#### [DIRECTION]
From the listing below, copy every line with the word "Herzfrequenz".

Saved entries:
------------------------------------------------------------------------
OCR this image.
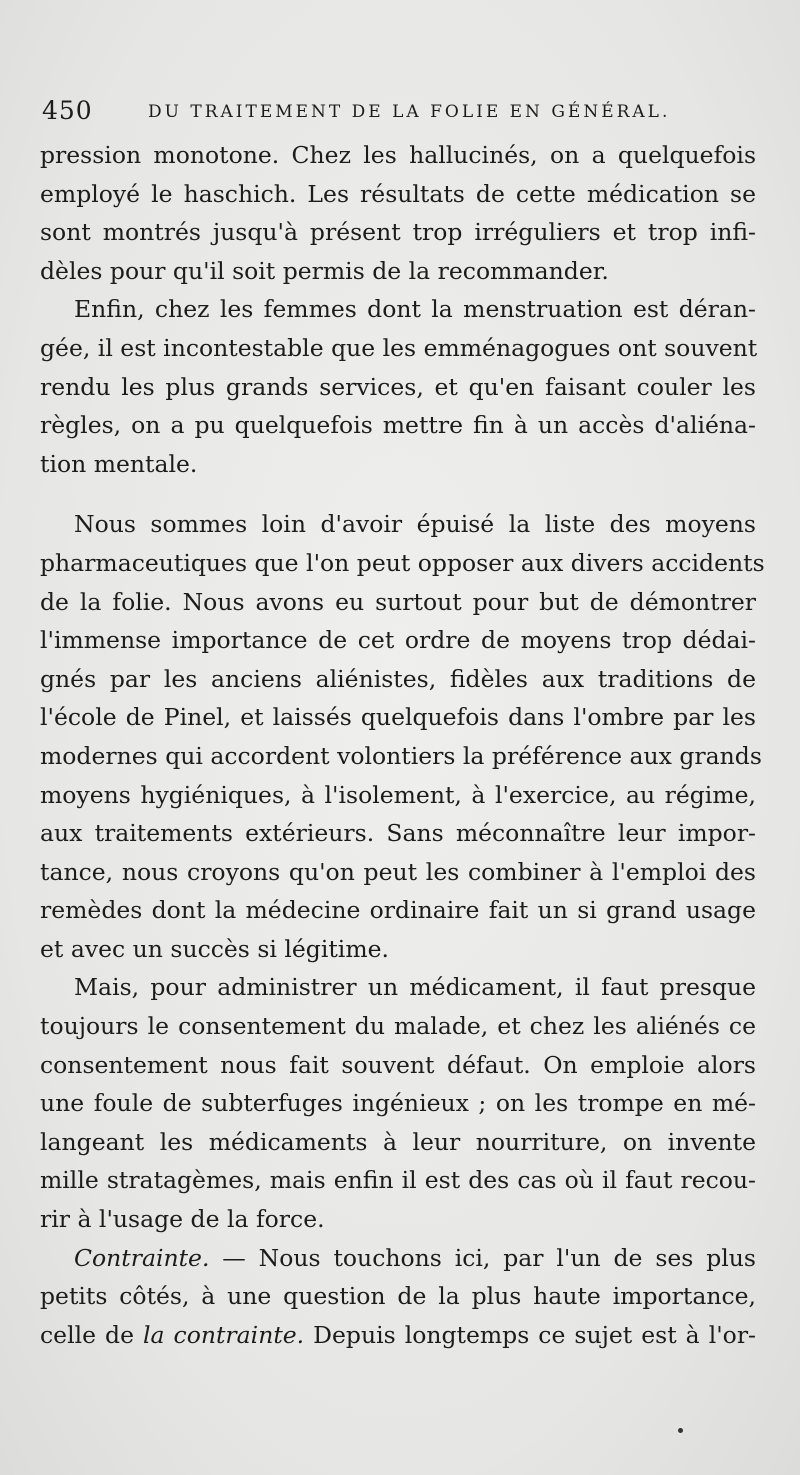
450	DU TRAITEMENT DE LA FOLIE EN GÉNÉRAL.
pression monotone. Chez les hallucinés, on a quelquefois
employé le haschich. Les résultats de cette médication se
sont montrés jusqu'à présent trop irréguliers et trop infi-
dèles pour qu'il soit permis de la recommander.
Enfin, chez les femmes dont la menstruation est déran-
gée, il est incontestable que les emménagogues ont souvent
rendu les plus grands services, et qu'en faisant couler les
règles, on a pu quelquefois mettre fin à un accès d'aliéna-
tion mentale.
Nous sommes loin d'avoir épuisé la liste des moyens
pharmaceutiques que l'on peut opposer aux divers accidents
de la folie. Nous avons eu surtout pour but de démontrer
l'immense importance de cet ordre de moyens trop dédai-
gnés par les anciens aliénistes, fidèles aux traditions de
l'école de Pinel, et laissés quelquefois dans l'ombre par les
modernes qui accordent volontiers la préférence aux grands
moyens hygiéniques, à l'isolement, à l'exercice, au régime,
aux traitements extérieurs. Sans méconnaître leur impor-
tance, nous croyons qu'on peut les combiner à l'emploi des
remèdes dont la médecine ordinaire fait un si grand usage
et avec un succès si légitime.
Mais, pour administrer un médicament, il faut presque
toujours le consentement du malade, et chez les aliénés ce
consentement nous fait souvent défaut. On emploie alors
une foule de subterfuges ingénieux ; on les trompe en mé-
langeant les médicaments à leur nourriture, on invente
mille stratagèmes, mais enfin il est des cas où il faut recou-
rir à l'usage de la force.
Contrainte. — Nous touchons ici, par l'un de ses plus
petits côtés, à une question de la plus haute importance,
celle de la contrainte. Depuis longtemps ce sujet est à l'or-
------------------------------------------------------------------------
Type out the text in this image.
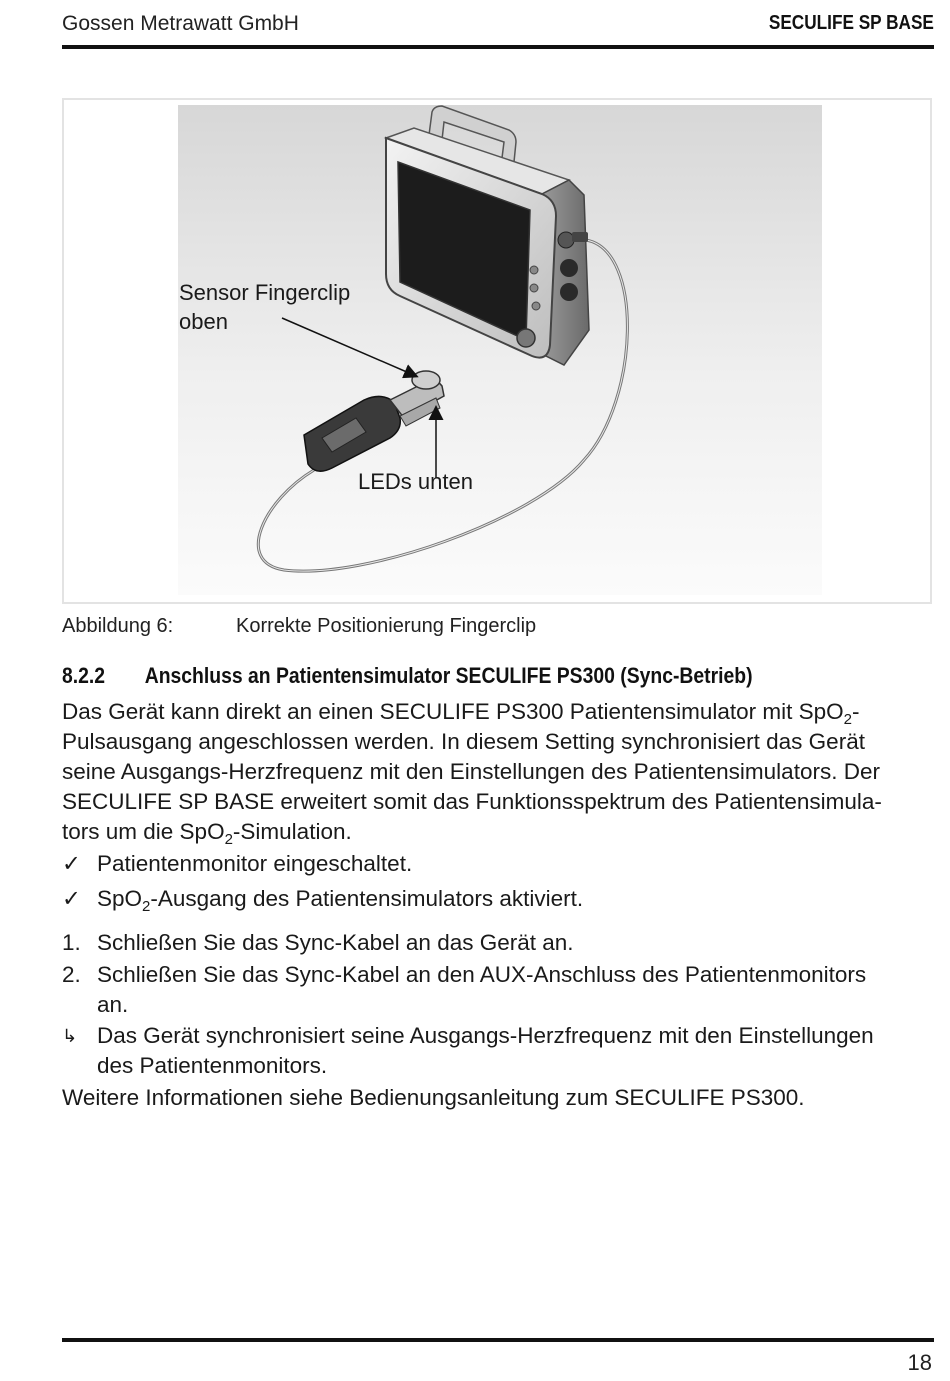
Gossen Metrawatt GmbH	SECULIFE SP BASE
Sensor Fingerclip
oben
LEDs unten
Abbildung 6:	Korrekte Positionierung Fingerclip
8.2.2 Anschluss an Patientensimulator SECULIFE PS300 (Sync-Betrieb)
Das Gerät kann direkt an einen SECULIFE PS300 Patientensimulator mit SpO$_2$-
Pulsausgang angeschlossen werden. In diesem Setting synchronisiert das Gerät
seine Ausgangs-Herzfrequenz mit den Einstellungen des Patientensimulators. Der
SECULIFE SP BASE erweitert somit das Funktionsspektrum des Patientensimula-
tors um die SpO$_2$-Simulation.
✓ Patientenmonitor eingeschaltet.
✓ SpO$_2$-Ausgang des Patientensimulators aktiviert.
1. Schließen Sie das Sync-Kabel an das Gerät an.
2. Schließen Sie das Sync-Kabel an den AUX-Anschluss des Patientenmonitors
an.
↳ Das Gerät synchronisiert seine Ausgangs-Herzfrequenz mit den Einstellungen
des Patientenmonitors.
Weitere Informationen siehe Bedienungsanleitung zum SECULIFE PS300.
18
------------------------------------------------------------------------
#### [EXERCISE RESPONSE]
seine Ausgangs-Herzfrequenz mit den Einstellungen des Patientensimulators. Der
↳ Das Gerät synchronisiert seine Ausgangs-Herzfrequenz mit den Einstellungen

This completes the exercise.